Rows:
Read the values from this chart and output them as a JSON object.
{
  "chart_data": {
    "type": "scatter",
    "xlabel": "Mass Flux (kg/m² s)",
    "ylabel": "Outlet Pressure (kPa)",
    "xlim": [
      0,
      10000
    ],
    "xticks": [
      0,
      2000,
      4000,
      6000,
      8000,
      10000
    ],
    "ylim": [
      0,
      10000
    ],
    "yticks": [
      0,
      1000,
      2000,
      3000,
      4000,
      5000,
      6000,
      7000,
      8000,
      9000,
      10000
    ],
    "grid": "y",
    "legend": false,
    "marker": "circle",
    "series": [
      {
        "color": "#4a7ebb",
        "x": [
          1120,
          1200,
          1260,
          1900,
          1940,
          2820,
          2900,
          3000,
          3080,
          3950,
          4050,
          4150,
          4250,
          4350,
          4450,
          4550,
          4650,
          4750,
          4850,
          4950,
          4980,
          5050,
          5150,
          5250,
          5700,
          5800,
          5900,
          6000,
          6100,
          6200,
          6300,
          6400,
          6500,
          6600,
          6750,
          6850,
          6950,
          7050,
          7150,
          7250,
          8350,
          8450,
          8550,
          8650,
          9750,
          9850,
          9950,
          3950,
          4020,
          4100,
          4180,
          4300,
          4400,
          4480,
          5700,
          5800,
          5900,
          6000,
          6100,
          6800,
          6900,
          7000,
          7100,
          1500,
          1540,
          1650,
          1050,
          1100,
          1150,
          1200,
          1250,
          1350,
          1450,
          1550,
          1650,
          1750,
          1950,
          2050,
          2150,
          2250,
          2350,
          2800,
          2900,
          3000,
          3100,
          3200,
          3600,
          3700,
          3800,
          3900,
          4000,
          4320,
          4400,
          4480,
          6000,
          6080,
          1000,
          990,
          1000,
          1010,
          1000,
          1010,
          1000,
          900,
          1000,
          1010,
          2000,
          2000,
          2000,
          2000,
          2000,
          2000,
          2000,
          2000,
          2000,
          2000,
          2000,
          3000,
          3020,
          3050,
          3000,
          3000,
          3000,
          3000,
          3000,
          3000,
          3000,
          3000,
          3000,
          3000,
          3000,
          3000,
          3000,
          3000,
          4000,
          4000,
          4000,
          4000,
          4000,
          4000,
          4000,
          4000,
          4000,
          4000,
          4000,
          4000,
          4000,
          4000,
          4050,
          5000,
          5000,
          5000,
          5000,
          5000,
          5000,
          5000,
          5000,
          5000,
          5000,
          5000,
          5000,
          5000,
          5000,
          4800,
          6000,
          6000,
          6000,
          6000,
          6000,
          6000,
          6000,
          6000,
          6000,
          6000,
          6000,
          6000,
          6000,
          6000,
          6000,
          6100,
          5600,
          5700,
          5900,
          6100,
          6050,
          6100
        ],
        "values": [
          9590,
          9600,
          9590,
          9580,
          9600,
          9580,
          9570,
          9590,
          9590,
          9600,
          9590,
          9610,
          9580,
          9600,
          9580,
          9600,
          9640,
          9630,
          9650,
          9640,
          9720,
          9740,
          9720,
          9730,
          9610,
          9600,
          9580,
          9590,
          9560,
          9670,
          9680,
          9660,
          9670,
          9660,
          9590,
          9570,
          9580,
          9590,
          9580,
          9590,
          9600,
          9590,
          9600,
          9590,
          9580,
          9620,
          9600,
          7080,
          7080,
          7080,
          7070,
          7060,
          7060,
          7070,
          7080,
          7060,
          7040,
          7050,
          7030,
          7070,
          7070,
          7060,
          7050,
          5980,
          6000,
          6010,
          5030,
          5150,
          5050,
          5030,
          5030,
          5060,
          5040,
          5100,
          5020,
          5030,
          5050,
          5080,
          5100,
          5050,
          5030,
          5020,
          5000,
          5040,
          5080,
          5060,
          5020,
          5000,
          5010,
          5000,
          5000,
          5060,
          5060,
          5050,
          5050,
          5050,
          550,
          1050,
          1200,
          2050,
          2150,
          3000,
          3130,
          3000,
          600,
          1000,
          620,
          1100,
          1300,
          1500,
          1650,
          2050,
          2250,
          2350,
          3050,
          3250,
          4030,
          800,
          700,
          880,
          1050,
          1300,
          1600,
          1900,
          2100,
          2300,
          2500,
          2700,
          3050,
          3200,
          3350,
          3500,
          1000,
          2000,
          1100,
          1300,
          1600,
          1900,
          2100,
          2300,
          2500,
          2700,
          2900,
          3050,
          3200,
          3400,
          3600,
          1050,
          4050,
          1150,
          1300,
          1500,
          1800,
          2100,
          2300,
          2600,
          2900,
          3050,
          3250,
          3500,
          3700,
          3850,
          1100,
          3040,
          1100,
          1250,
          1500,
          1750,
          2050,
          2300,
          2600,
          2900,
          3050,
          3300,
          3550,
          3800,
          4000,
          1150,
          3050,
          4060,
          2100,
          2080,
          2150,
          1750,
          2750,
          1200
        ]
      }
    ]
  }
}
--
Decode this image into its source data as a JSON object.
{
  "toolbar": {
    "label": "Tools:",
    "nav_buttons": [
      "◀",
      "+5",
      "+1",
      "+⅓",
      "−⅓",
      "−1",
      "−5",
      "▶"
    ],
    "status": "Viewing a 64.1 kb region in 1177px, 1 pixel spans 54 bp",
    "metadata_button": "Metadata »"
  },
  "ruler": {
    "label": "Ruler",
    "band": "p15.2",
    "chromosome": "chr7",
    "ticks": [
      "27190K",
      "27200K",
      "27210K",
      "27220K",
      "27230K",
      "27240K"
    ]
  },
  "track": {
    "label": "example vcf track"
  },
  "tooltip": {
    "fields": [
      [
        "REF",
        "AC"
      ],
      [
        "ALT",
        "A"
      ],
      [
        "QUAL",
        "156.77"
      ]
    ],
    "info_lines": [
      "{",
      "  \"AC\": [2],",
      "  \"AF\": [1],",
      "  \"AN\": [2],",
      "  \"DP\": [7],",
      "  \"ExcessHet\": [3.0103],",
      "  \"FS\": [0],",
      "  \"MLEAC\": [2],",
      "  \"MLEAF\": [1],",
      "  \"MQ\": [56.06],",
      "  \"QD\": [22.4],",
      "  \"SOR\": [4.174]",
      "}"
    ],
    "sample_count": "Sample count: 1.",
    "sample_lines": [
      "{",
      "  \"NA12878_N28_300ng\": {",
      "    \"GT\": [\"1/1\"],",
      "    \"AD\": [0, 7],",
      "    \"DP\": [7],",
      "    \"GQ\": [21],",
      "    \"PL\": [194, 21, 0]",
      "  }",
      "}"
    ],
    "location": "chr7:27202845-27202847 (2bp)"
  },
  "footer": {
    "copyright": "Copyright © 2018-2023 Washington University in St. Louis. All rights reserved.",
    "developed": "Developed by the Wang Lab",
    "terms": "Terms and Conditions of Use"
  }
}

What you have to do: Give the count of lines in the data shown above that contain "values", and nothing else.

Answer for the task: 2